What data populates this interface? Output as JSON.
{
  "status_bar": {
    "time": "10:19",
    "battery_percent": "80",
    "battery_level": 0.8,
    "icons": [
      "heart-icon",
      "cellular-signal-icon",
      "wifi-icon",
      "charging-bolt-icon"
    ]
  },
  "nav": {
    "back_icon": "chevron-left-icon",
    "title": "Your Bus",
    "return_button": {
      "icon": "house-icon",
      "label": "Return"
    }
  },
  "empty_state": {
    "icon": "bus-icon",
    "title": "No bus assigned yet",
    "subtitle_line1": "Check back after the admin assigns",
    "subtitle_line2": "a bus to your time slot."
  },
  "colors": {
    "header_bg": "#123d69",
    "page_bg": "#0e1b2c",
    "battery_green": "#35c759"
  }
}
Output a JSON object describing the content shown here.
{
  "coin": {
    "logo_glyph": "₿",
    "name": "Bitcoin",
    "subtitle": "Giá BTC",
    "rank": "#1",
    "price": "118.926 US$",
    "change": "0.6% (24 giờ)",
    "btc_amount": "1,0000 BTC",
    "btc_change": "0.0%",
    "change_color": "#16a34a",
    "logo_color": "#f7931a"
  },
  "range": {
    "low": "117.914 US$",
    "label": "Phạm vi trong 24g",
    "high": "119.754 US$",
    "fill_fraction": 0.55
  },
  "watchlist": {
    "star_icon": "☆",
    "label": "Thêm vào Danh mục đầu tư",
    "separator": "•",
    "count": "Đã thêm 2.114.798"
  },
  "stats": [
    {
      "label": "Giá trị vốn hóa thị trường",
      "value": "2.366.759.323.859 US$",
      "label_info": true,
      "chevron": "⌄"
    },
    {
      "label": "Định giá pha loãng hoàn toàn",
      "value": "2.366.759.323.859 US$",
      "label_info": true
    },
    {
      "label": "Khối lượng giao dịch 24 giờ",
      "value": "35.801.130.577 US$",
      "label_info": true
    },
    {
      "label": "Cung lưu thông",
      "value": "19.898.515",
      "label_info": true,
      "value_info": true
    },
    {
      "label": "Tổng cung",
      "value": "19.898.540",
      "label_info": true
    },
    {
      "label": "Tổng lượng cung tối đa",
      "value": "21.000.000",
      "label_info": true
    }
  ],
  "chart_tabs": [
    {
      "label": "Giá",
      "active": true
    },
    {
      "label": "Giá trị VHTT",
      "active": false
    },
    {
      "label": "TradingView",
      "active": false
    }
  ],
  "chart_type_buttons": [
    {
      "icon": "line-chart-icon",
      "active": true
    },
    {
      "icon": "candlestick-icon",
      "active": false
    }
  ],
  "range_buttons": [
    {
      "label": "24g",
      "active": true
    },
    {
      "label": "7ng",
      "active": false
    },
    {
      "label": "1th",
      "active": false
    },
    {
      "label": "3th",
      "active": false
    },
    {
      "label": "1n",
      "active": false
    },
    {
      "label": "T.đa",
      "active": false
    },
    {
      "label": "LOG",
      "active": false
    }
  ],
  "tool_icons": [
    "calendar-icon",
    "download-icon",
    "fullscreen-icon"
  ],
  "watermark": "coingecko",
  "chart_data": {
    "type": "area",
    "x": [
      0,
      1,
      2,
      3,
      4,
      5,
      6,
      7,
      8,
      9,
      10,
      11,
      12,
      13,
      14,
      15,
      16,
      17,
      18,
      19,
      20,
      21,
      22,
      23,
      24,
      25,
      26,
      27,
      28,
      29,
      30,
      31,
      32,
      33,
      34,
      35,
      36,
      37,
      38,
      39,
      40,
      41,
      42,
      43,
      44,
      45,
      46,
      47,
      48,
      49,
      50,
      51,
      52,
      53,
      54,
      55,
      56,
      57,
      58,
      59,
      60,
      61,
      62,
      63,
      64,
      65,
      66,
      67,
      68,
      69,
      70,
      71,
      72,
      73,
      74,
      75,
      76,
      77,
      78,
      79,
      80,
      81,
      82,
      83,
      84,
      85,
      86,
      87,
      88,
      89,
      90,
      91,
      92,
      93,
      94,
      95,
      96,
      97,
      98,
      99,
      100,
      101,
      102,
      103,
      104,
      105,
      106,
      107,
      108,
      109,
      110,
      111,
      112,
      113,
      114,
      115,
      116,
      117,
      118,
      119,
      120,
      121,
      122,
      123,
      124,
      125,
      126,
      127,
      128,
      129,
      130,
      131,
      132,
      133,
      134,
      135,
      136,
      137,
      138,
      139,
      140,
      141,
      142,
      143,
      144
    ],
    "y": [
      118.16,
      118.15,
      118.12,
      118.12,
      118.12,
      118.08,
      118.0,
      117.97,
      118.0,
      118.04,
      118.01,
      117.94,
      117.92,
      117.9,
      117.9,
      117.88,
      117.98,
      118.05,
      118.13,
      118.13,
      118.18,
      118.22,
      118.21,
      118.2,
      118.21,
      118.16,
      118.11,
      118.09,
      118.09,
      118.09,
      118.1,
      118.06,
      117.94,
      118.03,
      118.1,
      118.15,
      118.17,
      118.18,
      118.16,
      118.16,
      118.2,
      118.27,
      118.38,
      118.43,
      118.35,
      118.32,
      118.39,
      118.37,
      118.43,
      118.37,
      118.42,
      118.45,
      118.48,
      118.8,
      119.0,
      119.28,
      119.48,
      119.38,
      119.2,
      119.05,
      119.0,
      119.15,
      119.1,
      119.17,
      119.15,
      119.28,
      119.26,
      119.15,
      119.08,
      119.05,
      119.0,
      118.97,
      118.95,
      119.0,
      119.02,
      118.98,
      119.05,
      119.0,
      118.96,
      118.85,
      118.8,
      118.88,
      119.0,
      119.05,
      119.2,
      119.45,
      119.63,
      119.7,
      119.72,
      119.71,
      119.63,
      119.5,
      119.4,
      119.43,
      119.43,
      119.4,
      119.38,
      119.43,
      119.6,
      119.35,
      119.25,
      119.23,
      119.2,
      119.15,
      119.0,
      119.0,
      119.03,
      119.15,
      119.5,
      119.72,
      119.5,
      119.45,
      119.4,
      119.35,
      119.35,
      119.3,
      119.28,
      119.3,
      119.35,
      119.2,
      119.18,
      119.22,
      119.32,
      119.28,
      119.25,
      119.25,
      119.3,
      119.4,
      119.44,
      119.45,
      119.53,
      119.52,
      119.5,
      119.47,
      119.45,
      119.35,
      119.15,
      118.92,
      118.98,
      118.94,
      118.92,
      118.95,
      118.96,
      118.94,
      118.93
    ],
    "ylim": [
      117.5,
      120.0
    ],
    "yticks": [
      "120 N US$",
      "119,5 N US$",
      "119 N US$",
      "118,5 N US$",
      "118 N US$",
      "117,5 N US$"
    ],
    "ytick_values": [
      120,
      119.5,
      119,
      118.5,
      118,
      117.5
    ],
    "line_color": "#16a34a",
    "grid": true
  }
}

----

Work required:
Pick out lines containing the word "chevron", each one as written.

Finished exercise:
    "back_icon": "chevron-left-icon",
      "chevron": "⌄"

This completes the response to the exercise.